Records from a collection:
##############################
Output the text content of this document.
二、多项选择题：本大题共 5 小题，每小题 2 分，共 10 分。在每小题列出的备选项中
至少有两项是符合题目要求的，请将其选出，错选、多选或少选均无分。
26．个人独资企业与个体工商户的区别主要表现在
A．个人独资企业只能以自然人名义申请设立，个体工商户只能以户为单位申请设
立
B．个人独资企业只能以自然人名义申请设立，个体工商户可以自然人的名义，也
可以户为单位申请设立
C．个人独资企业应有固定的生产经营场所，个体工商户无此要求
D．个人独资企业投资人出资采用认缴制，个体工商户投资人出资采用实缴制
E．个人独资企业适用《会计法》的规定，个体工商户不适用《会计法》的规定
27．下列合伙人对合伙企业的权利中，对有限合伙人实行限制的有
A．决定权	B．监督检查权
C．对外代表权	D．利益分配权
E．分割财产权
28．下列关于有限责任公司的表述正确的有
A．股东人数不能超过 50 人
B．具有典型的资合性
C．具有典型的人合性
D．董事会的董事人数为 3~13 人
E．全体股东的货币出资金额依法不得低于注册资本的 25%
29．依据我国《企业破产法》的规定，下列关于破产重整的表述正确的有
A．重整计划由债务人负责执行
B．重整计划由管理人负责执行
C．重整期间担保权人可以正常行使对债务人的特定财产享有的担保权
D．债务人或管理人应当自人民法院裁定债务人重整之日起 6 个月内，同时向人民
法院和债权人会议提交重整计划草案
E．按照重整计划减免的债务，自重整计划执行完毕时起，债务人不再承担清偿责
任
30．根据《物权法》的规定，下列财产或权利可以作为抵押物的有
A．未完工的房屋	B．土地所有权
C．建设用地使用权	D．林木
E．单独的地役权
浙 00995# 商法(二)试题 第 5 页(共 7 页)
##############################
Exercise goal: Reproduce each entry above exactly, keeping every word.

Output:
Output the text content of this document.
二、多项选择题：本大题共 5 小题，每小题 2 分，共 10 分。在每小题列出的备选项中
至少有两项是符合题目要求的，请将其选出，错选、多选或少选均无分。
26．个人独资企业与个体工商户的区别主要表现在
A．个人独资企业只能以自然人名义申请设立，个体工商户只能以户为单位申请设
立
B．个人独资企业只能以自然人名义申请设立，个体工商户可以自然人的名义，也
可以户为单位申请设立
C．个人独资企业应有固定的生产经营场所，个体工商户无此要求
D．个人独资企业投资人出资采用认缴制，个体工商户投资人出资采用实缴制
E．个人独资企业适用《会计法》的规定，个体工商户不适用《会计法》的规定
27．下列合伙人对合伙企业的权利中，对有限合伙人实行限制的有
A．决定权	B．监督检查权
C．对外代表权	D．利益分配权
E．分割财产权
28．下列关于有限责任公司的表述正确的有
A．股东人数不能超过 50 人
B．具有典型的资合性
C．具有典型的人合性
D．董事会的董事人数为 3~13 人
E．全体股东的货币出资金额依法不得低于注册资本的 25%
29．依据我国《企业破产法》的规定，下列关于破产重整的表述正确的有
A．重整计划由债务人负责执行
B．重整计划由管理人负责执行
C．重整期间担保权人可以正常行使对债务人的特定财产享有的担保权
D．债务人或管理人应当自人民法院裁定债务人重整之日起 6 个月内，同时向人民
法院和债权人会议提交重整计划草案
E．按照重整计划减免的债务，自重整计划执行完毕时起，债务人不再承担清偿责
任
30．根据《物权法》的规定，下列财产或权利可以作为抵押物的有
A．未完工的房屋	B．土地所有权
C．建设用地使用权	D．林木
E．单独的地役权
浙 00995# 商法(二)试题 第 5 页(共 7 页)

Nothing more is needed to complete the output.